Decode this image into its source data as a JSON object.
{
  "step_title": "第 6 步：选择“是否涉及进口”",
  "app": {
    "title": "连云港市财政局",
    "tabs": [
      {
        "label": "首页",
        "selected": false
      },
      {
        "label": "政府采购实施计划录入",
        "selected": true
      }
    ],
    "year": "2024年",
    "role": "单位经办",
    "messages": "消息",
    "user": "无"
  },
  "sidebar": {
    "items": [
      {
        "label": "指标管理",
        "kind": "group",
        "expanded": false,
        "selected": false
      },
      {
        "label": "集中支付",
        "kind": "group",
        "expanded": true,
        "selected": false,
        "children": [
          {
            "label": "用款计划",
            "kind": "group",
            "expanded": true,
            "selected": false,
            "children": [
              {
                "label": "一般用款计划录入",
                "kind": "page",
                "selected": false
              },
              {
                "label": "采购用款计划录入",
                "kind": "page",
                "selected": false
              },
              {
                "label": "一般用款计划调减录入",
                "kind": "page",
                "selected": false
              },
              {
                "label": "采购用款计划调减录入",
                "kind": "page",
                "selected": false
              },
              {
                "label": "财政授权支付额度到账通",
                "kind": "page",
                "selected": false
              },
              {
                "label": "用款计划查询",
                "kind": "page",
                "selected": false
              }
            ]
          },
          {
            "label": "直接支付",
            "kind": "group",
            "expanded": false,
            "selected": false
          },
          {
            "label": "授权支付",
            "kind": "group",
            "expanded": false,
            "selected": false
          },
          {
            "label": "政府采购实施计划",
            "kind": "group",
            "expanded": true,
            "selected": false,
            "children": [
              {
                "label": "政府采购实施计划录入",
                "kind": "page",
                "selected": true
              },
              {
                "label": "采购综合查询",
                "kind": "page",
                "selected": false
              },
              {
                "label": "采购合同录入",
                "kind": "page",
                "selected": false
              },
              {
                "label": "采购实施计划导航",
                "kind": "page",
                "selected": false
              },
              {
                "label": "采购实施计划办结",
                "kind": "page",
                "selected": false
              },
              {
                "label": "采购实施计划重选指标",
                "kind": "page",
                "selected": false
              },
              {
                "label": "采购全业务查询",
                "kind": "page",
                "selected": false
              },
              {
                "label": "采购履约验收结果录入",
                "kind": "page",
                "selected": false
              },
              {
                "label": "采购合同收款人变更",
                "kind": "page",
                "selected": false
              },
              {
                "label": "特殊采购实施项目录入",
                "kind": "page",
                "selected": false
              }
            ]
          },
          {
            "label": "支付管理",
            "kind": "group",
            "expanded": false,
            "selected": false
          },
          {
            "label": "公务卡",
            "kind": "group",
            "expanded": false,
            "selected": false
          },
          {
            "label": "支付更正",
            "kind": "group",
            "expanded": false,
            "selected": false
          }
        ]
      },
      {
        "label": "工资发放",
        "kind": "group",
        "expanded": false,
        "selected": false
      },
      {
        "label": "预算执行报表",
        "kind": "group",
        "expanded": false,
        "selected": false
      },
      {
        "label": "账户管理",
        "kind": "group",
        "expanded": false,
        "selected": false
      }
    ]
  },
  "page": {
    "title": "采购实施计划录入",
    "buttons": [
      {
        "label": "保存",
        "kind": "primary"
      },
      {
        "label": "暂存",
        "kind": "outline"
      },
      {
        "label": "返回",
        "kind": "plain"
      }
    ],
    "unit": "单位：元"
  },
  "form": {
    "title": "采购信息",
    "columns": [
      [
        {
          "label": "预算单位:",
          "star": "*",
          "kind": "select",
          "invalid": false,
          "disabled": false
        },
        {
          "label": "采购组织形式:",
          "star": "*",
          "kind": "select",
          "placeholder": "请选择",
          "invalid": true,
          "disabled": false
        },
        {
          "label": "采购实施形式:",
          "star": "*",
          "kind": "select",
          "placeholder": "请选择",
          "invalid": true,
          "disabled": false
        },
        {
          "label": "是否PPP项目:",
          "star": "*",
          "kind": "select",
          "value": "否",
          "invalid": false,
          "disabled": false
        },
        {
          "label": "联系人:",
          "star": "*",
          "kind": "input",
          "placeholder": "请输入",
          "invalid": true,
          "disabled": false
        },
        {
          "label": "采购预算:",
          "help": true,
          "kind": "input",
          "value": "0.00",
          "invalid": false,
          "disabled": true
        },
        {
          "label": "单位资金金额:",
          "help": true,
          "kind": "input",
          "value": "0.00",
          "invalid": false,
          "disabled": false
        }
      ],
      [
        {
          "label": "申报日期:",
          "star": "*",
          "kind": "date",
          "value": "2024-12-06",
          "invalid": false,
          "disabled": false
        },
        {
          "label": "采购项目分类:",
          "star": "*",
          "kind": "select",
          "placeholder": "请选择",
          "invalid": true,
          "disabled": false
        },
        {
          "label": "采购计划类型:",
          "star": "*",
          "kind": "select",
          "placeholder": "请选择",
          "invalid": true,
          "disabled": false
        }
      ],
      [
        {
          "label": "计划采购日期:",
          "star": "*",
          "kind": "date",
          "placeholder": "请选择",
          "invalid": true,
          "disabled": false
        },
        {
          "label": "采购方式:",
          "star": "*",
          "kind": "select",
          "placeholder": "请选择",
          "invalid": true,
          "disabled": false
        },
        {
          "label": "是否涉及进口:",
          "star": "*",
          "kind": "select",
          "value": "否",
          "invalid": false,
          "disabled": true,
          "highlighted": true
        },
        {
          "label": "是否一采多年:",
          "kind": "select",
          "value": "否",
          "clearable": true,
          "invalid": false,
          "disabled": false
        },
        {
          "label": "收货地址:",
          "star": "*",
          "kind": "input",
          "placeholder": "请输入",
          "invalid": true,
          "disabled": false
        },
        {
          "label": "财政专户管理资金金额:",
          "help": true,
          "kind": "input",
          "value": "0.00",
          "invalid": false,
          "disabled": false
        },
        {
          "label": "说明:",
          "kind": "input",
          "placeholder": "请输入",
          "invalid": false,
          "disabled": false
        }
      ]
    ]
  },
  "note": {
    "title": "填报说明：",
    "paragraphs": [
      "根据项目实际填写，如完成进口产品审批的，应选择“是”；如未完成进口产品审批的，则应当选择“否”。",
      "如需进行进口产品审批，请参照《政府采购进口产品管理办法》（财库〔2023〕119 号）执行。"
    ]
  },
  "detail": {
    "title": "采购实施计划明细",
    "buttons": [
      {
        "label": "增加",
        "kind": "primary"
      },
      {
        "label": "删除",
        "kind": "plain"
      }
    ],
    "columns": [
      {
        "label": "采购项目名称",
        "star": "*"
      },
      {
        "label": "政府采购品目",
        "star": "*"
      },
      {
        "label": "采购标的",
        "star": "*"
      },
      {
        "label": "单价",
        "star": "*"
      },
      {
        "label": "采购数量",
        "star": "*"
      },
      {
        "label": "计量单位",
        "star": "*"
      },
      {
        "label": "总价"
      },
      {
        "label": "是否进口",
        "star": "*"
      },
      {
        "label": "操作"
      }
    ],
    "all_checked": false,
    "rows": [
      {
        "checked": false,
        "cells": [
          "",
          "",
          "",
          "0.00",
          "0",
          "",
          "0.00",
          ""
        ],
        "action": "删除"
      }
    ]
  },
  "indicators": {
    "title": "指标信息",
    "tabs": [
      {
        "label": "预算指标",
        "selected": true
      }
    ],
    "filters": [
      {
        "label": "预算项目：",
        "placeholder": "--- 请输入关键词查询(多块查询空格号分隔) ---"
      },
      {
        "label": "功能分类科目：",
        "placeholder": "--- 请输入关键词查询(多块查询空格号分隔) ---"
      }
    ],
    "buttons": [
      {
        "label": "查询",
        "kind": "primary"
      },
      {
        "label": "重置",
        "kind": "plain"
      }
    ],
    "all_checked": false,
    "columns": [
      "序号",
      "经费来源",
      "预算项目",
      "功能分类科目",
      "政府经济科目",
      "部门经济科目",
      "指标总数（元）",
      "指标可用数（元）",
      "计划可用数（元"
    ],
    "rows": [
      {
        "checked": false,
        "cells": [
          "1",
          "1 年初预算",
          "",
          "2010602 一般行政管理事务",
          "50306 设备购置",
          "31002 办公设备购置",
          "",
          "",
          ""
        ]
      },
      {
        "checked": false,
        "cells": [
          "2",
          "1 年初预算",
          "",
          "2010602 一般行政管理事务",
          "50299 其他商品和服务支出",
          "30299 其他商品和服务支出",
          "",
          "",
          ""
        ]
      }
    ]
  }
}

◆ ◆ ◆ ◆ ◆

Pull out and copy each line containing the string "政府采购实施计划录入".

Response below =>
        "label": "政府采购实施计划录入",
                "label": "政府采购实施计划录入",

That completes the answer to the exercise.